* What to work on *
Find each line containing the string "value" and return it.

Dataset listings of figures:
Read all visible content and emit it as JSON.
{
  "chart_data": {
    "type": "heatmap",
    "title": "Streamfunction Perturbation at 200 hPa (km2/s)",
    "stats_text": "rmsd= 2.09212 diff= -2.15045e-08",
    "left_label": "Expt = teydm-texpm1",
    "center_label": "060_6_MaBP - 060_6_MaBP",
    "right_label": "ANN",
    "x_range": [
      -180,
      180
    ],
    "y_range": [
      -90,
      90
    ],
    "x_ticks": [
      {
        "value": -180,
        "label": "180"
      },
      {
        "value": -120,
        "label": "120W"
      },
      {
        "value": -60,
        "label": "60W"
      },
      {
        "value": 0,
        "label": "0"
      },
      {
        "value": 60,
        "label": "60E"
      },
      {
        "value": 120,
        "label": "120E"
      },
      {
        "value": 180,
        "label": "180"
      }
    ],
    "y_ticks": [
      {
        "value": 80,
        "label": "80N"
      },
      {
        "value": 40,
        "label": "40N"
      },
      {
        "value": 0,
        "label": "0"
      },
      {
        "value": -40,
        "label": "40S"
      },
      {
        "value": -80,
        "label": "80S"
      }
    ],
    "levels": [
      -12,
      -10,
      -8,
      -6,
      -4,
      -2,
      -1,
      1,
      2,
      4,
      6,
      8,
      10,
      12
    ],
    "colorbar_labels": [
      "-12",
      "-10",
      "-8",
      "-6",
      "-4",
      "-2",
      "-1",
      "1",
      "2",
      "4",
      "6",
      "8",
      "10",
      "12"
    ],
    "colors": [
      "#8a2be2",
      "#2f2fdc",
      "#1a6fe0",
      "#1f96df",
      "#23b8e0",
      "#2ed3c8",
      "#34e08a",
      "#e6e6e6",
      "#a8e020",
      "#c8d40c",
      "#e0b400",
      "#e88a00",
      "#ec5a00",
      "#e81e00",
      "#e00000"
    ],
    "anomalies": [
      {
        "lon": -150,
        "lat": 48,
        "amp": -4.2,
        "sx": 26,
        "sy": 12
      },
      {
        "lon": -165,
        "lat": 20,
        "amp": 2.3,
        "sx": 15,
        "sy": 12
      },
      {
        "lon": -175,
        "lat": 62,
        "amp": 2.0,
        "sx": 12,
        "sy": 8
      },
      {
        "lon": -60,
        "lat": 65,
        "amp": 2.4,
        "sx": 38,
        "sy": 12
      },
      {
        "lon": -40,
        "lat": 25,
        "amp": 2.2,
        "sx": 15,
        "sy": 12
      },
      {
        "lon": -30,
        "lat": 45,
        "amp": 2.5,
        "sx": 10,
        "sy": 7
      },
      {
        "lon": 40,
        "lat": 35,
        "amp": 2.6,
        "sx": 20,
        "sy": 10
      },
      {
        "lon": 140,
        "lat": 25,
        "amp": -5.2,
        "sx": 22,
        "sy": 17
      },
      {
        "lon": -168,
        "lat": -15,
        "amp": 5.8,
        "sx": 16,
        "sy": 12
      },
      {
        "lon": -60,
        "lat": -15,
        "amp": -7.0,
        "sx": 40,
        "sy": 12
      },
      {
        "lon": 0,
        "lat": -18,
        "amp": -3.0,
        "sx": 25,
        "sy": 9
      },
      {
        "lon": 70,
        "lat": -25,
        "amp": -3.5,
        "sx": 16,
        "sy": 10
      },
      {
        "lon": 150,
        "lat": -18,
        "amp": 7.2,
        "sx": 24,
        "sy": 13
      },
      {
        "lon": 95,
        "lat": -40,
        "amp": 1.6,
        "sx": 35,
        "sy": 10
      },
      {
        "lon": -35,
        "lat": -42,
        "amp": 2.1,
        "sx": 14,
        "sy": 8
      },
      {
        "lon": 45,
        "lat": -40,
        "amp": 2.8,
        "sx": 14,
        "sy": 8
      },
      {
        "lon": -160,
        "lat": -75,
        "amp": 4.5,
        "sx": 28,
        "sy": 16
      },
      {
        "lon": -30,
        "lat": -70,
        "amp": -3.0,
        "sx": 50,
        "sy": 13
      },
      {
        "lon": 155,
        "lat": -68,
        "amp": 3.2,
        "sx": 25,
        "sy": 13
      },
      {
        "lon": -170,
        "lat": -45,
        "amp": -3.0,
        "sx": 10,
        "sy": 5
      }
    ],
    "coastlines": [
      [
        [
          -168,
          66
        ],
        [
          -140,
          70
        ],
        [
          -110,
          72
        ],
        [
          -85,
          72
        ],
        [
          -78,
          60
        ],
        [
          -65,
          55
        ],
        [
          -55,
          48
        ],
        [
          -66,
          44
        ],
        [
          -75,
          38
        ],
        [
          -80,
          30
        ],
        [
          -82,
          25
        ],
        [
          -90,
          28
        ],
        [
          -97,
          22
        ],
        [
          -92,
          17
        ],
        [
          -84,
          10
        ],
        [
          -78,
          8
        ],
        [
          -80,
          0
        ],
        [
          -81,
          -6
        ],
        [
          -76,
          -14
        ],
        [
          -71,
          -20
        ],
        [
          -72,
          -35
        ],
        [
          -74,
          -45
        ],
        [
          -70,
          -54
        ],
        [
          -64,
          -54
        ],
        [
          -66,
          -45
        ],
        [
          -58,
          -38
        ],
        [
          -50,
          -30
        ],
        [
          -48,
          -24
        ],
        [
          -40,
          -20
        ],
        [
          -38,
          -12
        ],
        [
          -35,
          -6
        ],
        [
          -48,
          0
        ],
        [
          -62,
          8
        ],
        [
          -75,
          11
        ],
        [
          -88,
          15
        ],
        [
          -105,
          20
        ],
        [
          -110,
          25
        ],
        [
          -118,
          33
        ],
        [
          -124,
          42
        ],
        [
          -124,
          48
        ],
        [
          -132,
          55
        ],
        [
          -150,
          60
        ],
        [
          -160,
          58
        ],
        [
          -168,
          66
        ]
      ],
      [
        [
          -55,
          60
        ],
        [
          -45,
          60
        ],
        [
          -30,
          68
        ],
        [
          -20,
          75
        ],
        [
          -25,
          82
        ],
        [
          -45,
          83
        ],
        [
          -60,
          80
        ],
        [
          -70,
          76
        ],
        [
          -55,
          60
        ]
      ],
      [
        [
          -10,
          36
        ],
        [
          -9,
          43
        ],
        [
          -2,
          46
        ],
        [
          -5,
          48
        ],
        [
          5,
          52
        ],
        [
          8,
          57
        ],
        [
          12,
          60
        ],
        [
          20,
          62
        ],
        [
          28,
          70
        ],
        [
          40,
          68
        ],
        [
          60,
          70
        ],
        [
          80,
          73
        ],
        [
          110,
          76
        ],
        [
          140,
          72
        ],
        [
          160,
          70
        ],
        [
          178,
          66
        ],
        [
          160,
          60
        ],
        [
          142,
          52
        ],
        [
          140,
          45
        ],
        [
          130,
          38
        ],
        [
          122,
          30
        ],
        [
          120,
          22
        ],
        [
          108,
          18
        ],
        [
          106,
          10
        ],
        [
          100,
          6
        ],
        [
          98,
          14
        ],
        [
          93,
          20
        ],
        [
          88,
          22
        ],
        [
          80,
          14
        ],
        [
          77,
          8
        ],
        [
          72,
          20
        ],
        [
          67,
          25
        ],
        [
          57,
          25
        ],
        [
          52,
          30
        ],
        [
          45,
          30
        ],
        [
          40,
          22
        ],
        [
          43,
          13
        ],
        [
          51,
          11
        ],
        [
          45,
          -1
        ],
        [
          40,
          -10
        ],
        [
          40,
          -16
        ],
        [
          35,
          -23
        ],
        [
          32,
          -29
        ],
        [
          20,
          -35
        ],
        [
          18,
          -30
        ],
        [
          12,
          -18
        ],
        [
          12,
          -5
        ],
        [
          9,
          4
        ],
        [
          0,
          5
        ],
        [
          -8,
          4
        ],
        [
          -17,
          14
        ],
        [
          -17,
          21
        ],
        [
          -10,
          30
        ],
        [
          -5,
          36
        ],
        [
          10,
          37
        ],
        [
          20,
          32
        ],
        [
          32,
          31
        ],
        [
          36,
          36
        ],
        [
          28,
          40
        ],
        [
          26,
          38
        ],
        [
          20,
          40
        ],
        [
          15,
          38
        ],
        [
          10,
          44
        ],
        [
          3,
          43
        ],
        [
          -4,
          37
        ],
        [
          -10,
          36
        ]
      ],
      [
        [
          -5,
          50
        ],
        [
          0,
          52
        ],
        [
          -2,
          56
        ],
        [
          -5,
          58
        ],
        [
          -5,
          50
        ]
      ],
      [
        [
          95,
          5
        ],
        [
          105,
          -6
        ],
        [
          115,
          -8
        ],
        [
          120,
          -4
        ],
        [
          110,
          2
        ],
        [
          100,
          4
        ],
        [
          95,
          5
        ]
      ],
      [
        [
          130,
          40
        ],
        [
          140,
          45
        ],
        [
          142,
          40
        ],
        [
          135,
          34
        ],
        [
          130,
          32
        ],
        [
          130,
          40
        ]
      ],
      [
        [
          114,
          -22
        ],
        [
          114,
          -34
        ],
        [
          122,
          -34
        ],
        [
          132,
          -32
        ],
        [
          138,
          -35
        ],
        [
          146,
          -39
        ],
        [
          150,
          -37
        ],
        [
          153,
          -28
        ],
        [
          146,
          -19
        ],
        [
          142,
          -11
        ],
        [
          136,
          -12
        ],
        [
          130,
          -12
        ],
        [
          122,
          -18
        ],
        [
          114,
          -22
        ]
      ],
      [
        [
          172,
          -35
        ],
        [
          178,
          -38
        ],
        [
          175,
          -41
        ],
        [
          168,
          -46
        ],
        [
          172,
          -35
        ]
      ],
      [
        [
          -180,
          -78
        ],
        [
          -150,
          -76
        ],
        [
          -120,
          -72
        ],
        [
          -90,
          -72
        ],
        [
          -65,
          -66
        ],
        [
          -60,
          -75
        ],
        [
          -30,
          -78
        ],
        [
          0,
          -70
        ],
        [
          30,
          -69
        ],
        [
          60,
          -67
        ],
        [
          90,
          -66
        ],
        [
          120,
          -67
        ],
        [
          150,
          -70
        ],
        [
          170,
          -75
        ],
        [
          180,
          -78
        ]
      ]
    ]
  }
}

* Solution *
        "value": -180,
        "value": -120,
        "value": -60,
        "value": 0,
        "value": 60,
        "value": 120,
        "value": 180,
        "value": 80,
        "value": 40,
        "value": 0,
        "value": -40,
        "value": -80,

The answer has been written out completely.